* START DATA RECORDS *
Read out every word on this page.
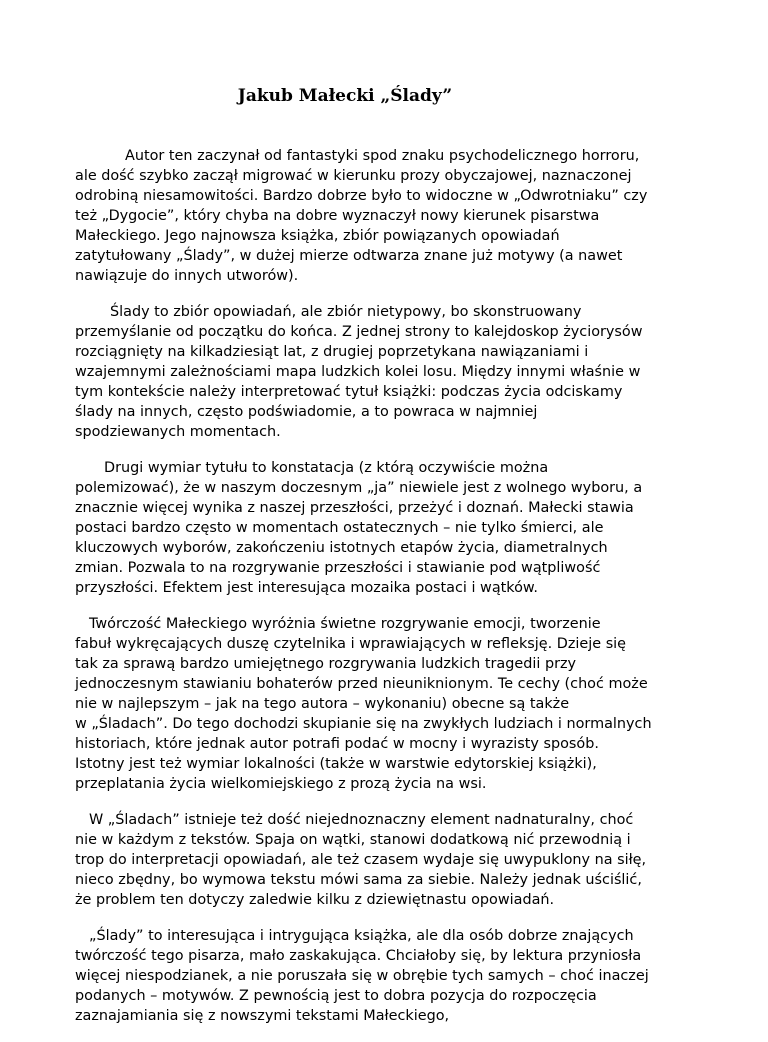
Jakub Małecki „Ślady”

Autor ten zaczynał od fantastyki spod znaku psychodelicznego horroru,
ale dość szybko zaczął migrować w kierunku prozy obyczajowej, naznaczonej
odrobiną niesamowitości. Bardzo dobrze było to widoczne w „Odwrotniaku” czy
też „Dygocie”, który chyba na dobre wyznaczył nowy kierunek pisarstwa
Małeckiego. Jego najnowsza książka, zbiór powiązanych opowiadań
zatytułowany „Ślady”, w dużej mierze odtwarza znane już motywy (a nawet
nawiązuje do innych utworów).

Ślady to zbiór opowiadań, ale zbiór nietypowy, bo skonstruowany
przemyślanie od początku do końca. Z jednej strony to kalejdoskop życiorysów
rozciągnięty na kilkadziesiąt lat, z drugiej poprzetykana nawiązaniami i
wzajemnymi zależnościami mapa ludzkich kolei losu. Między innymi właśnie w
tym kontekście należy interpretować tytuł książki: podczas życia odciskamy
ślady na innych, często podświadomie, a to powraca w najmniej
spodziewanych momentach.

Drugi wymiar tytułu to konstatacja (z którą oczywiście można
polemizować), że w naszym doczesnym „ja” niewiele jest z wolnego wyboru, a
znacznie więcej wynika z naszej przeszłości, przeżyć i doznań. Małecki stawia
postaci bardzo często w momentach ostatecznych – nie tylko śmierci, ale
kluczowych wyborów, zakończeniu istotnych etapów życia, diametralnych
zmian. Pozwala to na rozgrywanie przeszłości i stawianie pod wątpliwość
przyszłości. Efektem jest interesująca mozaika postaci i wątków.

Twórczość Małeckiego wyróżnia świetne rozgrywanie emocji, tworzenie
fabuł wykręcających duszę czytelnika i wprawiających w refleksję. Dzieje się
tak za sprawą bardzo umiejętnego rozgrywania ludzkich tragedii przy
jednoczesnym stawianiu bohaterów przed nieuniknionym. Te cechy (choć może
nie w najlepszym – jak na tego autora – wykonaniu) obecne są także
w „Śladach”. Do tego dochodzi skupianie się na zwykłych ludziach i normalnych
historiach, które jednak autor potrafi podać w mocny i wyrazisty sposób.
Istotny jest też wymiar lokalności (także w warstwie edytorskiej książki),
przeplatania życia wielkomiejskiego z prozą życia na wsi.

W „Śladach” istnieje też dość niejednoznaczny element nadnaturalny, choć
nie w każdym z tekstów. Spaja on wątki, stanowi dodatkową nić przewodnią i
trop do interpretacji opowiadań, ale też czasem wydaje się uwypuklony na siłę,
nieco zbędny, bo wymowa tekstu mówi sama za siebie. Należy jednak uściślić,
że problem ten dotyczy zaledwie kilku z dziewiętnastu opowiadań.

„Ślady” to interesująca i intrygująca książka, ale dla osób dobrze znających
twórczość tego pisarza, mało zaskakująca. Chciałoby się, by lektura przyniosła
więcej niespodzianek, a nie poruszała się w obrębie tych samych – choć inaczej
podanych – motywów. Z pewnością jest to dobra pozycja do rozpoczęcia
zaznajamiania się z nowszymi tekstami Małeckiego,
* END DATA RECORDS *
__WHAT THE TASK REQUIRES__. Retype the whole listing, keeping every line identical and omitting all pictures.

__CORRECT RESULT__.
Read out every word on this page.
Jakub Małecki „Ślady”

Autor ten zaczynał od fantastyki spod znaku psychodelicznego horroru,
ale dość szybko zaczął migrować w kierunku prozy obyczajowej, naznaczonej
odrobiną niesamowitości. Bardzo dobrze było to widoczne w „Odwrotniaku” czy
też „Dygocie”, który chyba na dobre wyznaczył nowy kierunek pisarstwa
Małeckiego. Jego najnowsza książka, zbiór powiązanych opowiadań
zatytułowany „Ślady”, w dużej mierze odtwarza znane już motywy (a nawet
nawiązuje do innych utworów).

Ślady to zbiór opowiadań, ale zbiór nietypowy, bo skonstruowany
przemyślanie od początku do końca. Z jednej strony to kalejdoskop życiorysów
rozciągnięty na kilkadziesiąt lat, z drugiej poprzetykana nawiązaniami i
wzajemnymi zależnościami mapa ludzkich kolei losu. Między innymi właśnie w
tym kontekście należy interpretować tytuł książki: podczas życia odciskamy
ślady na innych, często podświadomie, a to powraca w najmniej
spodziewanych momentach.

Drugi wymiar tytułu to konstatacja (z którą oczywiście można
polemizować), że w naszym doczesnym „ja” niewiele jest z wolnego wyboru, a
znacznie więcej wynika z naszej przeszłości, przeżyć i doznań. Małecki stawia
postaci bardzo często w momentach ostatecznych – nie tylko śmierci, ale
kluczowych wyborów, zakończeniu istotnych etapów życia, diametralnych
zmian. Pozwala to na rozgrywanie przeszłości i stawianie pod wątpliwość
przyszłości. Efektem jest interesująca mozaika postaci i wątków.

Twórczość Małeckiego wyróżnia świetne rozgrywanie emocji, tworzenie
fabuł wykręcających duszę czytelnika i wprawiających w refleksję. Dzieje się
tak za sprawą bardzo umiejętnego rozgrywania ludzkich tragedii przy
jednoczesnym stawianiu bohaterów przed nieuniknionym. Te cechy (choć może
nie w najlepszym – jak na tego autora – wykonaniu) obecne są także
w „Śladach”. Do tego dochodzi skupianie się na zwykłych ludziach i normalnych
historiach, które jednak autor potrafi podać w mocny i wyrazisty sposób.
Istotny jest też wymiar lokalności (także w warstwie edytorskiej książki),
przeplatania życia wielkomiejskiego z prozą życia na wsi.

W „Śladach” istnieje też dość niejednoznaczny element nadnaturalny, choć
nie w każdym z tekstów. Spaja on wątki, stanowi dodatkową nić przewodnią i
trop do interpretacji opowiadań, ale też czasem wydaje się uwypuklony na siłę,
nieco zbędny, bo wymowa tekstu mówi sama za siebie. Należy jednak uściślić,
że problem ten dotyczy zaledwie kilku z dziewiętnastu opowiadań.

„Ślady” to interesująca i intrygująca książka, ale dla osób dobrze znających
twórczość tego pisarza, mało zaskakująca. Chciałoby się, by lektura przyniosła
więcej niespodzianek, a nie poruszała się w obrębie tych samych – choć inaczej
podanych – motywów. Z pewnością jest to dobra pozycja do rozpoczęcia
zaznajamiania się z nowszymi tekstami Małeckiego,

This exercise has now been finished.